--- REQUIRED WORK ---
Make an exact copy of the data below, leaving out every picture.

--- EXCERPTED RECORDS ---
---------------

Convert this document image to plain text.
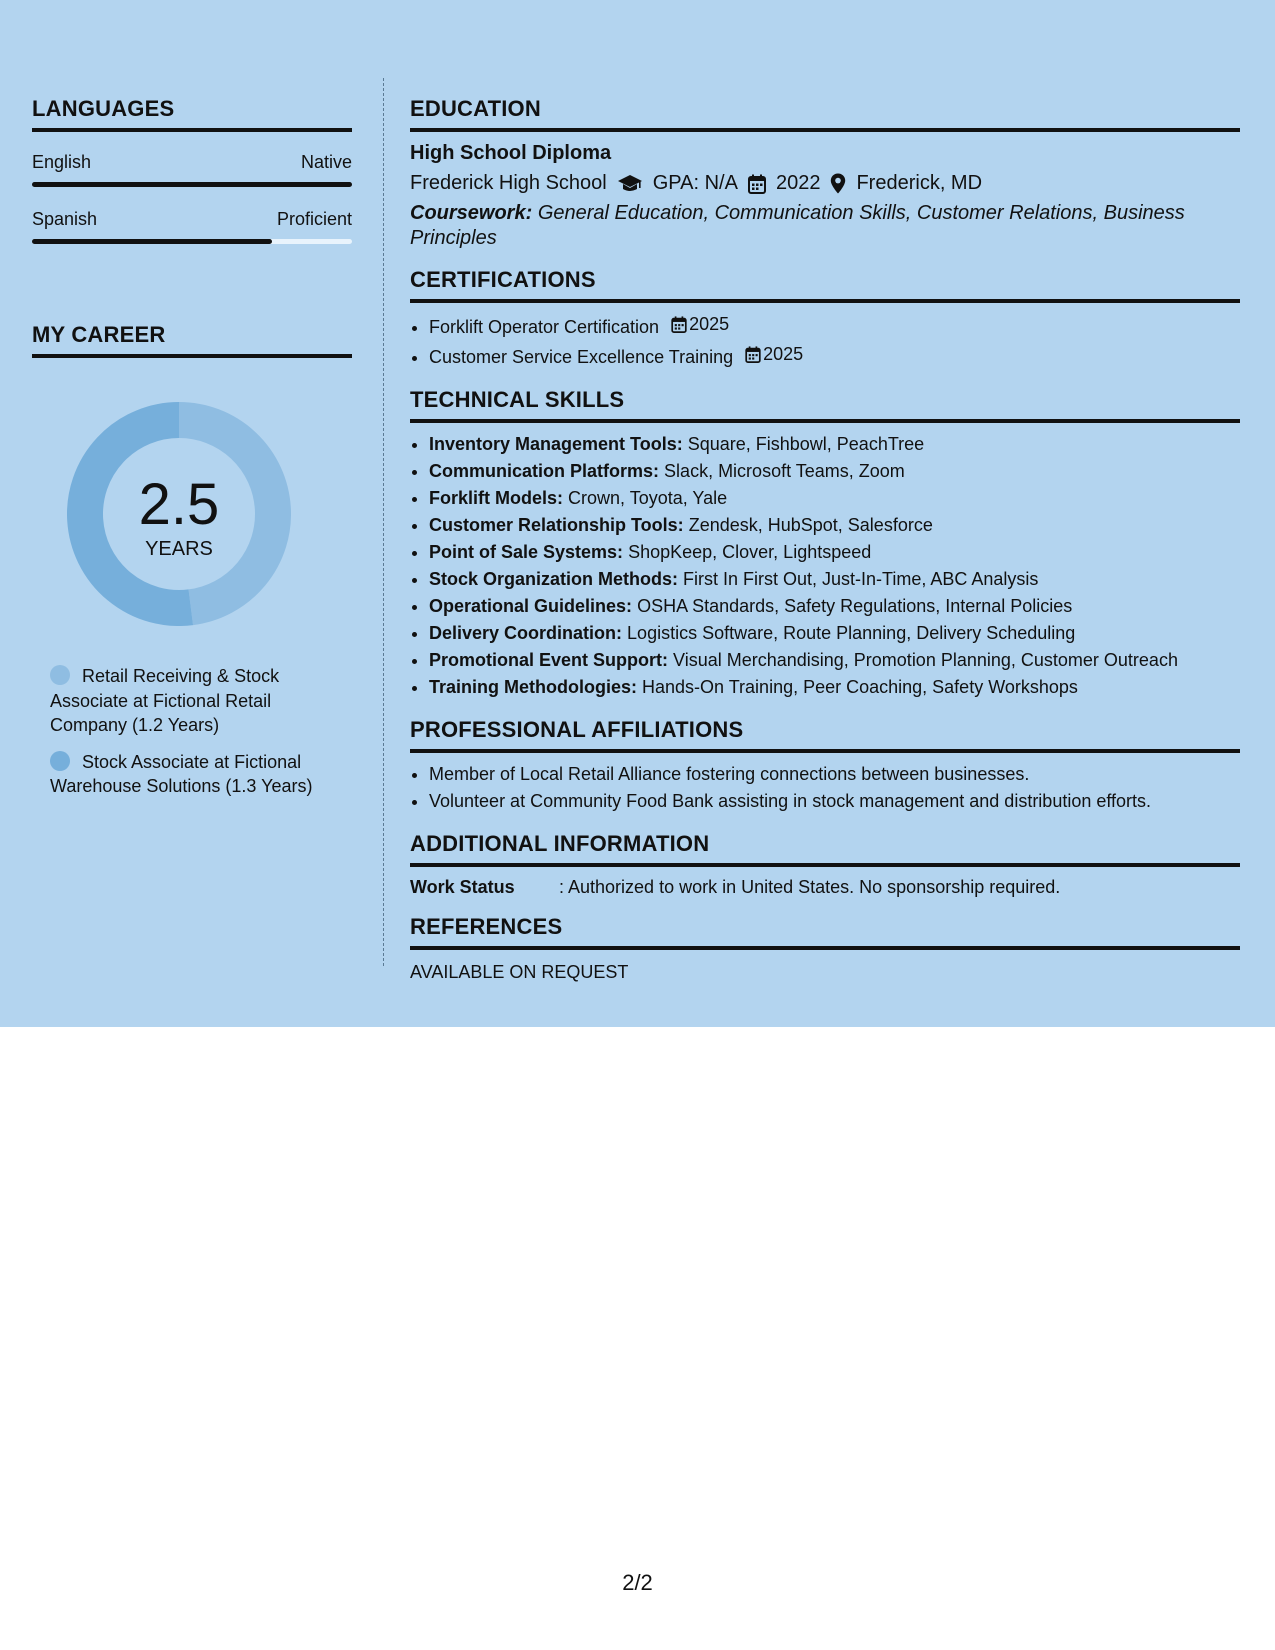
LANGUAGES
English	Native
Spanish	Proficient
MY CAREER
2.5
YEARS
Retail Receiving & Stock Associate at Fictional Retail Company (1.2 Years)
Stock Associate at Fictional Warehouse Solutions (1.3 Years)
EDUCATION
High School Diploma
Frederick High School GPA: N/A 2022 Frederick, MD
Coursework: General Education, Communication Skills, Customer Relations, Business Principles
CERTIFICATIONS
• Forklift Operator Certification 2025
• Customer Service Excellence Training 2025
TECHNICAL SKILLS
• Inventory Management Tools: Square, Fishbowl, PeachTree
• Communication Platforms: Slack, Microsoft Teams, Zoom
• Forklift Models: Crown, Toyota, Yale
• Customer Relationship Tools: Zendesk, HubSpot, Salesforce
• Point of Sale Systems: ShopKeep, Clover, Lightspeed
• Stock Organization Methods: First In First Out, Just-In-Time, ABC Analysis
• Operational Guidelines: OSHA Standards, Safety Regulations, Internal Policies
• Delivery Coordination: Logistics Software, Route Planning, Delivery Scheduling
• Promotional Event Support: Visual Merchandising, Promotion Planning, Customer Outreach
• Training Methodologies: Hands-On Training, Peer Coaching, Safety Workshops
PROFESSIONAL AFFILIATIONS
• Member of Local Retail Alliance fostering connections between businesses.
• Volunteer at Community Food Bank assisting in stock management and distribution efforts.
ADDITIONAL INFORMATION
Work Status	: Authorized to work in United States. No sponsorship required.
REFERENCES
AVAILABLE ON REQUEST
2/2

---------------

--- REPLY ---
Convert this document image to plain text.
LANGUAGES
English	Native
Spanish	Proficient
MY CAREER
2.5
YEARS
Retail Receiving & Stock Associate at Fictional Retail Company (1.2 Years)
Stock Associate at Fictional Warehouse Solutions (1.3 Years)
EDUCATION
High School Diploma
Frederick High School GPA: N/A 2022 Frederick, MD
Coursework: General Education, Communication Skills, Customer Relations, Business Principles
CERTIFICATIONS
• Forklift Operator Certification 2025
• Customer Service Excellence Training 2025
TECHNICAL SKILLS
• Inventory Management Tools: Square, Fishbowl, PeachTree
• Communication Platforms: Slack, Microsoft Teams, Zoom
• Forklift Models: Crown, Toyota, Yale
• Customer Relationship Tools: Zendesk, HubSpot, Salesforce
• Point of Sale Systems: ShopKeep, Clover, Lightspeed
• Stock Organization Methods: First In First Out, Just-In-Time, ABC Analysis
• Operational Guidelines: OSHA Standards, Safety Regulations, Internal Policies
• Delivery Coordination: Logistics Software, Route Planning, Delivery Scheduling
• Promotional Event Support: Visual Merchandising, Promotion Planning, Customer Outreach
• Training Methodologies: Hands-On Training, Peer Coaching, Safety Workshops
PROFESSIONAL AFFILIATIONS
• Member of Local Retail Alliance fostering connections between businesses.
• Volunteer at Community Food Bank assisting in stock management and distribution efforts.
ADDITIONAL INFORMATION
Work Status	: Authorized to work in United States. No sponsorship required.
REFERENCES
AVAILABLE ON REQUEST
2/2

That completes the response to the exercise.